§ Do this
Report, word for word, every line of the material that contains "name".

§ Records for the task

#####

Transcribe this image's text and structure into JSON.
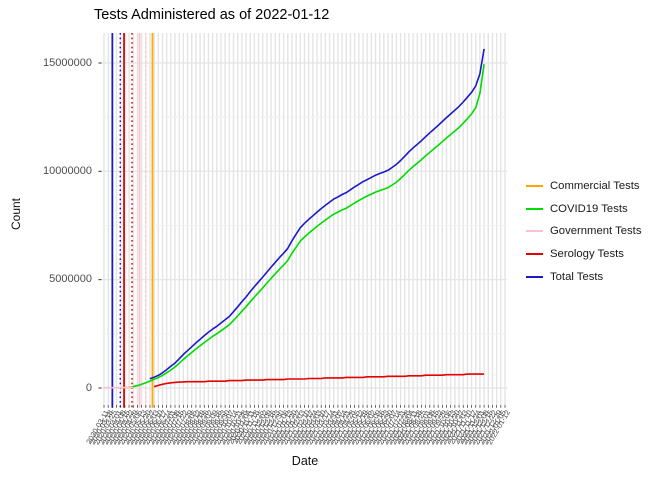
{
  "title": "Tests Administered as of 2022-01-12",
  "x_axis": {
    "title": "Date"
  },
  "y_axis": {
    "title": "Count",
    "tick_labels": [
      "0",
      "5000000",
      "10000000",
      "15000000"
    ],
    "tick_values": [
      0,
      5000000,
      10000000,
      15000000
    ]
  },
  "colors": {
    "grid_major": "#E4E4E4",
    "grid_minor": "#F1F1F1",
    "tick": "#333333",
    "axis_text": "#4d4d4d"
  },
  "chart_data": {
    "type": "line",
    "title": "Tests Administered as of 2022-01-12",
    "xlabel": "Date",
    "ylabel": "Count",
    "x_type": "categorical-dates",
    "grid": {
      "vertical_per_category": true,
      "minor_y_values": [
        2500000,
        7500000,
        12500000
      ]
    },
    "legend_position": "right",
    "ylim": [
      -785000,
      16380000
    ],
    "categories": [
      "2020-03-11",
      "2020-03-18",
      "2020-03-25",
      "2020-04-01",
      "2020-04-08",
      "2020-04-15",
      "2020-04-22",
      "2020-04-29",
      "2020-05-06",
      "2020-05-13",
      "2020-05-20",
      "2020-05-27",
      "2020-06-03",
      "2020-06-10",
      "2020-06-17",
      "2020-06-24",
      "2020-07-01",
      "2020-07-08",
      "2020-07-15",
      "2020-07-22",
      "2020-07-29",
      "2020-08-05",
      "2020-08-12",
      "2020-08-19",
      "2020-08-26",
      "2020-09-02",
      "2020-09-09",
      "2020-09-16",
      "2020-09-23",
      "2020-09-30",
      "2020-10-07",
      "2020-10-14",
      "2020-10-21",
      "2020-10-28",
      "2020-11-04",
      "2020-11-11",
      "2020-11-18",
      "2020-11-25",
      "2020-12-02",
      "2020-12-09",
      "2020-12-16",
      "2020-12-23",
      "2020-12-30",
      "2021-01-06",
      "2021-01-13",
      "2021-01-20",
      "2021-01-27",
      "2021-02-03",
      "2021-02-10",
      "2021-02-17",
      "2021-02-24",
      "2021-03-03",
      "2021-03-10",
      "2021-03-17",
      "2021-03-24",
      "2021-03-31",
      "2021-04-07",
      "2021-04-14",
      "2021-04-21",
      "2021-04-28",
      "2021-05-05",
      "2021-05-12",
      "2021-05-19",
      "2021-05-26",
      "2021-06-02",
      "2021-06-09",
      "2021-06-16",
      "2021-06-23",
      "2021-06-30",
      "2021-07-07",
      "2021-07-14",
      "2021-07-21",
      "2021-07-28",
      "2021-08-04",
      "2021-08-11",
      "2021-08-18",
      "2021-08-25",
      "2021-09-01",
      "2021-09-08",
      "2021-09-15",
      "2021-09-22",
      "2021-09-29",
      "2021-10-06",
      "2021-10-13",
      "2021-10-20",
      "2021-10-27",
      "2021-11-03",
      "2021-11-10",
      "2021-11-17",
      "2021-11-24",
      "2021-12-01",
      "2021-12-08",
      "2021-12-15",
      "2021-12-22",
      "2021-12-29",
      "2022-01-05",
      "2022-01-12"
    ],
    "series": [
      {
        "name": "Commercial Tests",
        "color": "#FFA500",
        "values": [
          null,
          null,
          null,
          null,
          15000,
          20000,
          30000,
          60000,
          120000,
          null,
          null,
          null,
          null,
          null,
          null,
          null,
          null,
          null,
          null,
          null,
          null,
          null,
          null,
          null,
          null,
          null,
          null,
          null,
          null,
          null,
          null,
          null,
          null,
          null,
          null,
          null,
          null,
          null,
          null,
          null,
          null,
          null,
          null,
          null,
          null,
          null,
          null,
          null,
          null,
          null,
          null,
          null,
          null,
          null,
          null,
          null,
          null,
          null,
          null,
          null,
          null,
          null,
          null,
          null,
          null,
          null,
          null,
          null,
          null,
          null,
          null,
          null,
          null,
          null,
          null,
          null,
          null,
          null,
          null,
          null,
          null,
          null,
          null,
          null,
          null,
          null,
          null,
          null,
          null,
          null,
          null,
          null,
          null,
          null,
          null,
          null,
          null
        ]
      },
      {
        "name": "COVID19 Tests",
        "color": "#00DB00",
        "values": [
          null,
          null,
          null,
          null,
          null,
          null,
          20000,
          60000,
          110000,
          170000,
          240000,
          320000,
          400000,
          480000,
          580000,
          700000,
          830000,
          970000,
          1140000,
          1320000,
          1480000,
          1640000,
          1800000,
          1950000,
          2100000,
          2240000,
          2380000,
          2500000,
          2640000,
          2780000,
          2920000,
          3120000,
          3330000,
          3540000,
          3750000,
          3980000,
          4200000,
          4410000,
          4620000,
          4840000,
          5060000,
          5270000,
          5480000,
          5670000,
          5890000,
          6220000,
          6500000,
          6780000,
          6970000,
          7140000,
          7300000,
          7460000,
          7610000,
          7750000,
          7890000,
          8020000,
          8120000,
          8220000,
          8300000,
          8420000,
          8540000,
          8650000,
          8760000,
          8860000,
          8950000,
          9040000,
          9110000,
          9180000,
          9250000,
          9370000,
          9500000,
          9670000,
          9860000,
          10050000,
          10220000,
          10380000,
          10540000,
          10710000,
          10880000,
          11040000,
          11200000,
          11370000,
          11540000,
          11700000,
          11860000,
          12030000,
          12220000,
          12430000,
          12650000,
          12940000,
          13600000,
          14950000,
          null,
          null,
          null,
          null,
          null
        ]
      },
      {
        "name": "Government Tests",
        "color": "#FFC0CB",
        "values": [
          10000,
          12000,
          15000,
          18000,
          20000,
          22000,
          25000,
          30000,
          null,
          null,
          null,
          null,
          null,
          null,
          null,
          null,
          null,
          null,
          null,
          null,
          null,
          null,
          null,
          null,
          null,
          null,
          null,
          null,
          null,
          null,
          null,
          null,
          null,
          null,
          null,
          null,
          null,
          null,
          null,
          null,
          null,
          null,
          null,
          null,
          null,
          null,
          null,
          null,
          null,
          null,
          null,
          null,
          null,
          null,
          null,
          null,
          null,
          null,
          null,
          null,
          null,
          null,
          null,
          null,
          null,
          null,
          null,
          null,
          null,
          null,
          null,
          null,
          null,
          null,
          null,
          null,
          null,
          null,
          null,
          null,
          null,
          null,
          null,
          null,
          null,
          null,
          null,
          null,
          null,
          null,
          null,
          null,
          null,
          null,
          null,
          null,
          null
        ]
      },
      {
        "name": "Serology Tests",
        "color": "#E60000",
        "values": [
          null,
          null,
          null,
          null,
          null,
          null,
          null,
          null,
          null,
          null,
          null,
          null,
          60000,
          120000,
          170000,
          210000,
          240000,
          260000,
          270000,
          280000,
          290000,
          290000,
          290000,
          290000,
          290000,
          315000,
          315000,
          315000,
          315000,
          315000,
          340000,
          340000,
          340000,
          340000,
          365000,
          365000,
          365000,
          365000,
          365000,
          390000,
          390000,
          390000,
          390000,
          390000,
          415000,
          415000,
          415000,
          415000,
          415000,
          440000,
          440000,
          440000,
          440000,
          465000,
          465000,
          465000,
          465000,
          465000,
          490000,
          490000,
          490000,
          490000,
          490000,
          515000,
          515000,
          515000,
          515000,
          515000,
          540000,
          540000,
          540000,
          540000,
          540000,
          565000,
          565000,
          565000,
          565000,
          590000,
          590000,
          590000,
          590000,
          590000,
          615000,
          615000,
          615000,
          615000,
          615000,
          640000,
          640000,
          640000,
          640000,
          640000,
          null,
          null,
          null,
          null,
          null
        ]
      },
      {
        "name": "Total Tests",
        "color": "#1A1ACC",
        "values": [
          null,
          null,
          null,
          null,
          null,
          null,
          null,
          null,
          null,
          null,
          null,
          430000,
          500000,
          580000,
          700000,
          850000,
          1000000,
          1150000,
          1350000,
          1550000,
          1720000,
          1900000,
          2080000,
          2250000,
          2420000,
          2570000,
          2720000,
          2850000,
          3000000,
          3150000,
          3300000,
          3520000,
          3750000,
          3980000,
          4200000,
          4450000,
          4680000,
          4900000,
          5120000,
          5350000,
          5580000,
          5800000,
          6020000,
          6220000,
          6450000,
          6800000,
          7100000,
          7400000,
          7600000,
          7780000,
          7950000,
          8120000,
          8280000,
          8430000,
          8580000,
          8720000,
          8820000,
          8930000,
          9020000,
          9150000,
          9280000,
          9400000,
          9520000,
          9620000,
          9720000,
          9820000,
          9900000,
          9970000,
          10050000,
          10180000,
          10320000,
          10500000,
          10700000,
          10900000,
          11080000,
          11250000,
          11420000,
          11600000,
          11780000,
          11950000,
          12120000,
          12300000,
          12480000,
          12650000,
          12820000,
          13000000,
          13200000,
          13420000,
          13650000,
          13950000,
          14500000,
          15650000,
          null,
          null,
          null,
          null,
          null
        ]
      }
    ],
    "vlines": [
      {
        "series": "Total Tests",
        "color": "#1A1ACC",
        "style": "solid",
        "category_index": 2
      },
      {
        "series": "Total Tests",
        "color": "#1A1ACC",
        "style": "dotted",
        "category_index": 3.9
      },
      {
        "series": "Serology Tests",
        "color": "#E60000",
        "style": "solid",
        "category_index": 4.8
      },
      {
        "series": "Serology Tests",
        "color": "#E60000",
        "style": "dotted",
        "category_index": 6.7
      },
      {
        "series": "Government Tests",
        "color": "#FFC0CB",
        "style": "solid",
        "category_index": 8.5
      },
      {
        "series": "Government Tests",
        "color": "#FFC0CB",
        "style": "dotted",
        "category_index": 10
      },
      {
        "series": "Commercial Tests",
        "color": "#FFAD00",
        "style": "solid",
        "category_index": 11.6
      }
    ]
  }
}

#####

§ Right answer
        "name": "Commercial Tests",
        "name": "COVID19 Tests",
        "name": "Government Tests",
        "name": "Serology Tests",
        "name": "Total Tests",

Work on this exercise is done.